[A run of records]
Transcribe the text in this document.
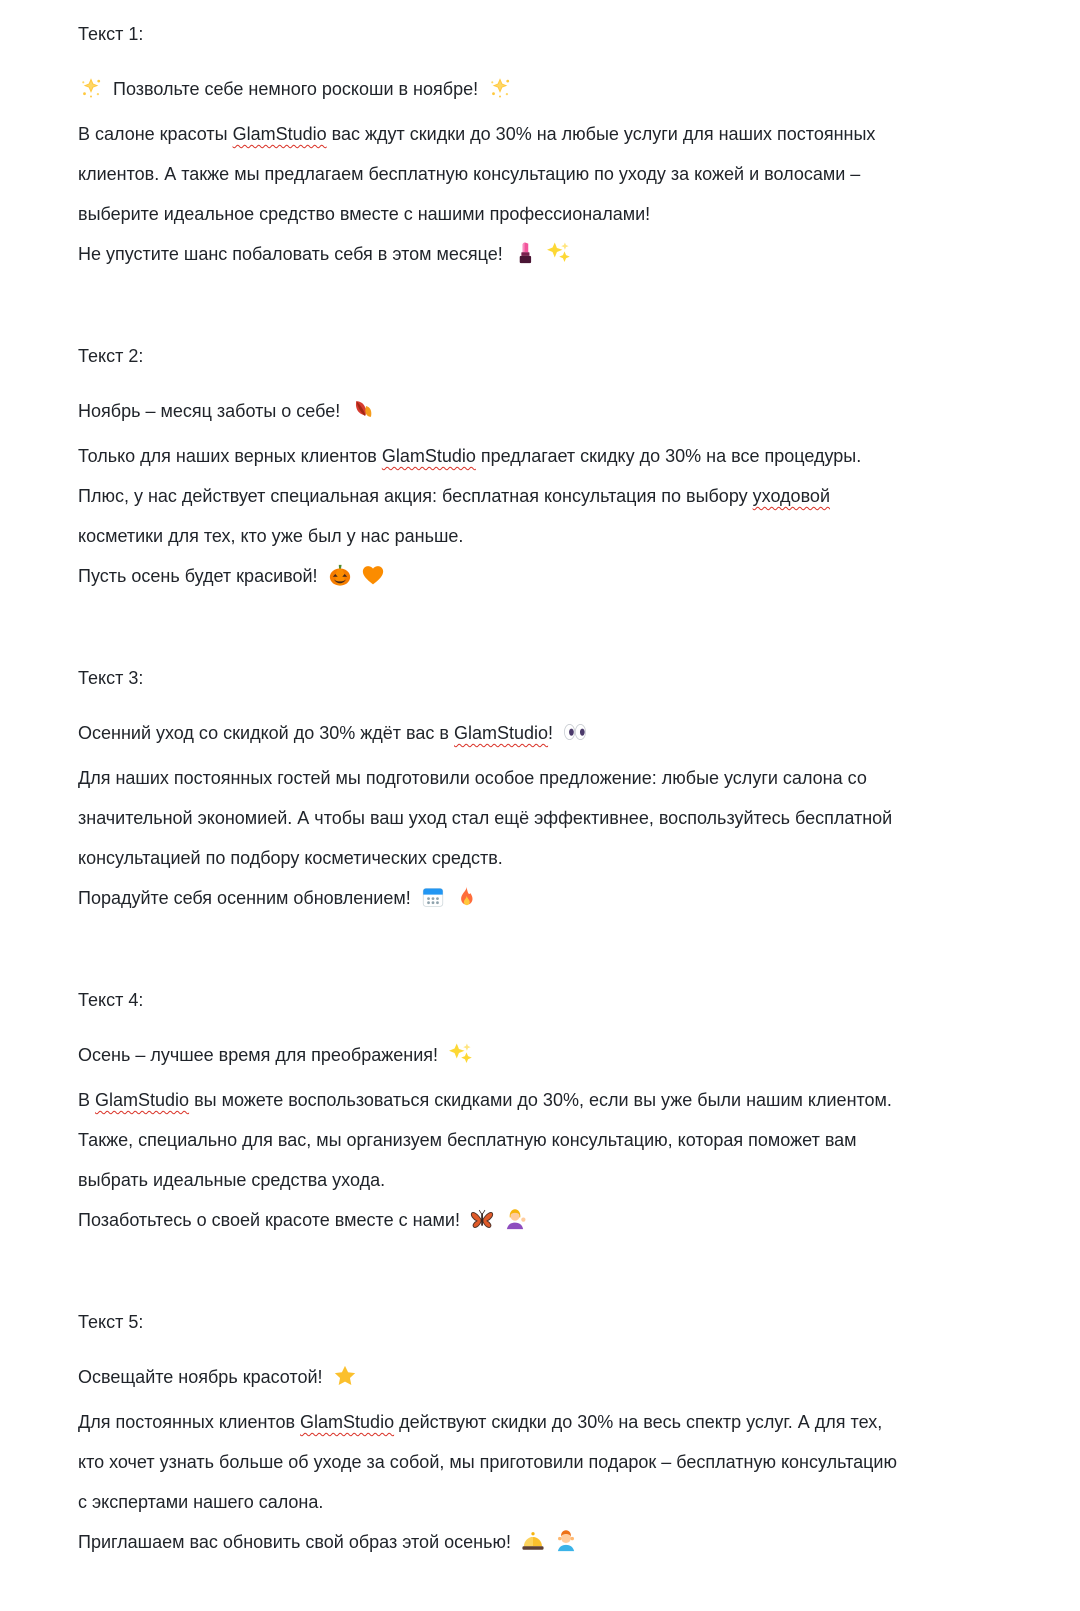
Текст 1:
Позвольте себе немного роскоши в ноябре!
В салоне красоты GlamStudio вас ждут скидки до 30% на любые услуги для наших постоянных
клиентов. А также мы предлагаем бесплатную консультацию по уходу за кожей и волосами –
выберите идеальное средство вместе с нашими профессионалами!
Не упустите шанс побаловать себя в этом месяце!
Текст 2:
Ноябрь – месяц заботы о себе!
Только для наших верных клиентов GlamStudio предлагает скидку до 30% на все процедуры.
Плюс, у нас действует специальная акция: бесплатная консультация по выбору уходовой
косметики для тех, кто уже был у нас раньше.
Пусть осень будет красивой!
Текст 3:
Осенний уход со скидкой до 30% ждёт вас в GlamStudio!
Для наших постоянных гостей мы подготовили особое предложение: любые услуги салона со
значительной экономией. А чтобы ваш уход стал ещё эффективнее, воспользуйтесь бесплатной
консультацией по подбору косметических средств.
Порадуйте себя осенним обновлением!
Текст 4:
Осень – лучшее время для преображения!
В GlamStudio вы можете воспользоваться скидками до 30%, если вы уже были нашим клиентом.
Также, специально для вас, мы организуем бесплатную консультацию, которая поможет вам
выбрать идеальные средства ухода.
Позаботьтесь о своей красоте вместе с нами!
Текст 5:
Освещайте ноябрь красотой!
Для постоянных клиентов GlamStudio действуют скидки до 30% на весь спектр услуг. А для тех,
кто хочет узнать больше об уходе за собой, мы приготовили подарок – бесплатную консультацию
с экспертами нашего салона.
Приглашаем вас обновить свой образ этой осенью!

(Exercise goal):
Transcribe each line above verbatim, with the pictures left out.

(Written answer):
Transcribe the text in this document.
Текст 1:
Позвольте себе немного роскоши в ноябре!
В салоне красоты GlamStudio вас ждут скидки до 30% на любые услуги для наших постоянных
клиентов. А также мы предлагаем бесплатную консультацию по уходу за кожей и волосами –
выберите идеальное средство вместе с нашими профессионалами!
Не упустите шанс побаловать себя в этом месяце!
Текст 2:
Ноябрь – месяц заботы о себе!
Только для наших верных клиентов GlamStudio предлагает скидку до 30% на все процедуры.
Плюс, у нас действует специальная акция: бесплатная консультация по выбору уходовой
косметики для тех, кто уже был у нас раньше.
Пусть осень будет красивой!
Текст 3:
Осенний уход со скидкой до 30% ждёт вас в GlamStudio!
Для наших постоянных гостей мы подготовили особое предложение: любые услуги салона со
значительной экономией. А чтобы ваш уход стал ещё эффективнее, воспользуйтесь бесплатной
консультацией по подбору косметических средств.
Порадуйте себя осенним обновлением!
Текст 4:
Осень – лучшее время для преображения!
В GlamStudio вы можете воспользоваться скидками до 30%, если вы уже были нашим клиентом.
Также, специально для вас, мы организуем бесплатную консультацию, которая поможет вам
выбрать идеальные средства ухода.
Позаботьтесь о своей красоте вместе с нами!
Текст 5:
Освещайте ноябрь красотой!
Для постоянных клиентов GlamStudio действуют скидки до 30% на весь спектр услуг. А для тех,
кто хочет узнать больше об уходе за собой, мы приготовили подарок – бесплатную консультацию
с экспертами нашего салона.
Приглашаем вас обновить свой образ этой осенью!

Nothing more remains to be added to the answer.